== Information shown ==

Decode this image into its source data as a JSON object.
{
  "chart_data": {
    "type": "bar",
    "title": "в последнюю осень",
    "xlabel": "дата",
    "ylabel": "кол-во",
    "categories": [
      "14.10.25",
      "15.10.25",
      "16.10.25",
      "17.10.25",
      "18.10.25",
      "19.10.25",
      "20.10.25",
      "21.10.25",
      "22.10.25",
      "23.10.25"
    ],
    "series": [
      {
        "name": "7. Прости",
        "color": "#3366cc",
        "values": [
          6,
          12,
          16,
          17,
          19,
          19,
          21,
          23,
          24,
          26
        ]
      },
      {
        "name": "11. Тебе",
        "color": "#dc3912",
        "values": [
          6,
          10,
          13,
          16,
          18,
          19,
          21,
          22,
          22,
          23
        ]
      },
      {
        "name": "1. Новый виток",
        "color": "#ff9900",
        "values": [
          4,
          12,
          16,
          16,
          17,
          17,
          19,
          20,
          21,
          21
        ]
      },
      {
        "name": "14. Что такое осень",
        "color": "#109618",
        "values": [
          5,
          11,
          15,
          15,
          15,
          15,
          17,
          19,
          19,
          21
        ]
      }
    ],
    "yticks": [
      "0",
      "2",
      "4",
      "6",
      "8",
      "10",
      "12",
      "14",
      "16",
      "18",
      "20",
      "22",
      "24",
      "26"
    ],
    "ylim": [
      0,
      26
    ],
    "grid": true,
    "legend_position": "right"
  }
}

===

- What is needed
Copy every line verbatim.

- Finished task
Decode this image into its source data as a JSON object.
{
  "chart_data": {
    "type": "bar",
    "title": "в последнюю осень",
    "xlabel": "дата",
    "ylabel": "кол-во",
    "categories": [
      "14.10.25",
      "15.10.25",
      "16.10.25",
      "17.10.25",
      "18.10.25",
      "19.10.25",
      "20.10.25",
      "21.10.25",
      "22.10.25",
      "23.10.25"
    ],
    "series": [
      {
        "name": "7. Прости",
        "color": "#3366cc",
        "values": [
          6,
          12,
          16,
          17,
          19,
          19,
          21,
          23,
          24,
          26
        ]
      },
      {
        "name": "11. Тебе",
        "color": "#dc3912",
        "values": [
          6,
          10,
          13,
          16,
          18,
          19,
          21,
          22,
          22,
          23
        ]
      },
      {
        "name": "1. Новый виток",
        "color": "#ff9900",
        "values": [
          4,
          12,
          16,
          16,
          17,
          17,
          19,
          20,
          21,
          21
        ]
      },
      {
        "name": "14. Что такое осень",
        "color": "#109618",
        "values": [
          5,
          11,
          15,
          15,
          15,
          15,
          17,
          19,
          19,
          21
        ]
      }
    ],
    "yticks": [
      "0",
      "2",
      "4",
      "6",
      "8",
      "10",
      "12",
      "14",
      "16",
      "18",
      "20",
      "22",
      "24",
      "26"
    ],
    "ylim": [
      0,
      26
    ],
    "grid": true,
    "legend_position": "right"
  }
}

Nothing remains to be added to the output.